---------- Supplied material
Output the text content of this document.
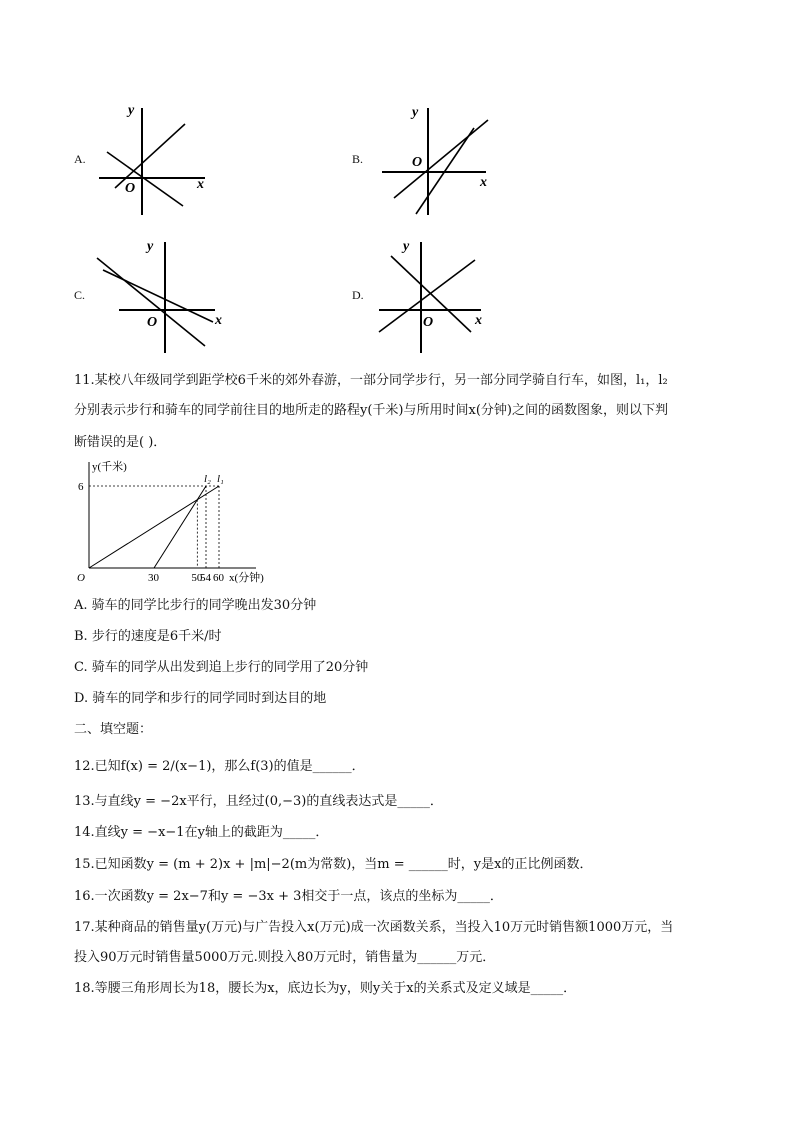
A.
y
x
O
B.
y
x
O
C.
y
x
O
D.
y
x
O
11.某校八年级同学到距学校6千米的郊外春游，一部分同学步行，另一部分同学骑自行车，如图，l₁，l₂
分别表示步行和骑车的同学前往目的地所走的路程y(千米)与所用时间x(分钟)之间的函数图象，则以下判
断错误的是( )．
l₁
l₂
30	50
54 60
6
O
y(千米)
x(分钟)
A. 骑车的同学比步行的同学晚出发30分钟
B. 步行的速度是6千米/时
C. 骑车的同学从出发到追上步行的同学用了20分钟
D. 骑车的同学和步行的同学同时到达目的地
二、填空题：
12.已知f(x) = 2/(x−1)，那么f(3)的值是______．
13.与直线y = −2x平行，且经过(0,−3)的直线表达式是_____．
14.直线y = −x−1在y轴上的截距为_____．
15.已知函数y = (m + 2)x + |m|−2(m为常数)，当m = ______时，y是x的正比例函数．
16.一次函数y = 2x−7和y = −3x + 3相交于一点，该点的坐标为_____．
17.某种商品的销售量y(万元)与广告投入x(万元)成一次函数关系，当投入10万元时销售额1000万元，当
投入90万元时销售量5000万元.则投入80万元时，销售量为______万元．
18.等腰三角形周长为18，腰长为x，底边长为y，则y关于x的关系式及定义域是_____．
--------------------
**Given problem:**
Your task is an exact transcription of all the data, minus the pictures.

**Result of this exercise:**
Output the text content of this document.
A.
y
x
O
B.
y
x
O
C.
y
x
O
D.
y
x
O
11.某校八年级同学到距学校6千米的郊外春游，一部分同学步行，另一部分同学骑自行车，如图，l₁，l₂
分别表示步行和骑车的同学前往目的地所走的路程y(千米)与所用时间x(分钟)之间的函数图象，则以下判
断错误的是( )．
l₁
l₂
30	50
54 60
6
O
y(千米)
x(分钟)
A. 骑车的同学比步行的同学晚出发30分钟
B. 步行的速度是6千米/时
C. 骑车的同学从出发到追上步行的同学用了20分钟
D. 骑车的同学和步行的同学同时到达目的地
二、填空题：
12.已知f(x) = 2/(x−1)，那么f(3)的值是______．
13.与直线y = −2x平行，且经过(0,−3)的直线表达式是_____．
14.直线y = −x−1在y轴上的截距为_____．
15.已知函数y = (m + 2)x + |m|−2(m为常数)，当m = ______时，y是x的正比例函数．
16.一次函数y = 2x−7和y = −3x + 3相交于一点，该点的坐标为_____．
17.某种商品的销售量y(万元)与广告投入x(万元)成一次函数关系，当投入10万元时销售额1000万元，当
投入90万元时销售量5000万元.则投入80万元时，销售量为______万元．
18.等腰三角形周长为18，腰长为x，底边长为y，则y关于x的关系式及定义域是_____．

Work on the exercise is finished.